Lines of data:

§ §

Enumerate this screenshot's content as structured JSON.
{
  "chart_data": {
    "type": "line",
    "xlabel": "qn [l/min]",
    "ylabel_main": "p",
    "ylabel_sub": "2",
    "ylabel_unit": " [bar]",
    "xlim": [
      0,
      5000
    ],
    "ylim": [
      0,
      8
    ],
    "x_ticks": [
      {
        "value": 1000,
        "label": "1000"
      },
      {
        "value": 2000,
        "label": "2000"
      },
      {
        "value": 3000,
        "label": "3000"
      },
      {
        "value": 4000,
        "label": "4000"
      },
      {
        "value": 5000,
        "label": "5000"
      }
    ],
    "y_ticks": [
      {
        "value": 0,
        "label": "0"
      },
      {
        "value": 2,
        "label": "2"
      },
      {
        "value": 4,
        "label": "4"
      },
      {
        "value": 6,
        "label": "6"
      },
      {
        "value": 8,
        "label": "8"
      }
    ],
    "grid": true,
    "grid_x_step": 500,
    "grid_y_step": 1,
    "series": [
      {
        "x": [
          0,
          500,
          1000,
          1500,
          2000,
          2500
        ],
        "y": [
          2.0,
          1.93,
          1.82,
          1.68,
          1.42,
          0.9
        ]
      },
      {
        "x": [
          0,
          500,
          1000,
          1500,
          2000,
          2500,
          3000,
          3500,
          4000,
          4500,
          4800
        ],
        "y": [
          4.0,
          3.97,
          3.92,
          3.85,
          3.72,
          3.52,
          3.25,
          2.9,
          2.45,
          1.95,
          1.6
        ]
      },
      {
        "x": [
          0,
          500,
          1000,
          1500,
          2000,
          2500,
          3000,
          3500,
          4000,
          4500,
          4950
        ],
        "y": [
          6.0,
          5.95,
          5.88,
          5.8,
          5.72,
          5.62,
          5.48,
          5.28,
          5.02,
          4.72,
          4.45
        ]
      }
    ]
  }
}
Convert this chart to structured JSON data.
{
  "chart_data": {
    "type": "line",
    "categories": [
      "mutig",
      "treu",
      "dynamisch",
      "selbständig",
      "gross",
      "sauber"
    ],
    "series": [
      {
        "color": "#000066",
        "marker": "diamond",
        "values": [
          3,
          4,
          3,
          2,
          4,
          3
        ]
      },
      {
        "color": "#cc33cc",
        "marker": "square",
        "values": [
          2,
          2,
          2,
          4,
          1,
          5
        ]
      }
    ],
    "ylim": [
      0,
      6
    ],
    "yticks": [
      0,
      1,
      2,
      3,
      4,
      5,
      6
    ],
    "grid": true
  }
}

§ §

Reproduce every line of the material above exactly.

Enumerate this screenshot's content as structured JSON.
{
  "chart_data": {
    "type": "line",
    "xlabel": "qn [l/min]",
    "ylabel_main": "p",
    "ylabel_sub": "2",
    "ylabel_unit": " [bar]",
    "xlim": [
      0,
      5000
    ],
    "ylim": [
      0,
      8
    ],
    "x_ticks": [
      {
        "value": 1000,
        "label": "1000"
      },
      {
        "value": 2000,
        "label": "2000"
      },
      {
        "value": 3000,
        "label": "3000"
      },
      {
        "value": 4000,
        "label": "4000"
      },
      {
        "value": 5000,
        "label": "5000"
      }
    ],
    "y_ticks": [
      {
        "value": 0,
        "label": "0"
      },
      {
        "value": 2,
        "label": "2"
      },
      {
        "value": 4,
        "label": "4"
      },
      {
        "value": 6,
        "label": "6"
      },
      {
        "value": 8,
        "label": "8"
      }
    ],
    "grid": true,
    "grid_x_step": 500,
    "grid_y_step": 1,
    "series": [
      {
        "x": [
          0,
          500,
          1000,
          1500,
          2000,
          2500
        ],
        "y": [
          2.0,
          1.93,
          1.82,
          1.68,
          1.42,
          0.9
        ]
      },
      {
        "x": [
          0,
          500,
          1000,
          1500,
          2000,
          2500,
          3000,
          3500,
          4000,
          4500,
          4800
        ],
        "y": [
          4.0,
          3.97,
          3.92,
          3.85,
          3.72,
          3.52,
          3.25,
          2.9,
          2.45,
          1.95,
          1.6
        ]
      },
      {
        "x": [
          0,
          500,
          1000,
          1500,
          2000,
          2500,
          3000,
          3500,
          4000,
          4500,
          4950
        ],
        "y": [
          6.0,
          5.95,
          5.88,
          5.8,
          5.72,
          5.62,
          5.48,
          5.28,
          5.02,
          4.72,
          4.45
        ]
      }
    ]
  }
}
Convert this chart to structured JSON data.
{
  "chart_data": {
    "type": "line",
    "categories": [
      "mutig",
      "treu",
      "dynamisch",
      "selbständig",
      "gross",
      "sauber"
    ],
    "series": [
      {
        "color": "#000066",
        "marker": "diamond",
        "values": [
          3,
          4,
          3,
          2,
          4,
          3
        ]
      },
      {
        "color": "#cc33cc",
        "marker": "square",
        "values": [
          2,
          2,
          2,
          4,
          1,
          5
        ]
      }
    ],
    "ylim": [
      0,
      6
    ],
    "yticks": [
      0,
      1,
      2,
      3,
      4,
      5,
      6
    ],
    "grid": true
  }
}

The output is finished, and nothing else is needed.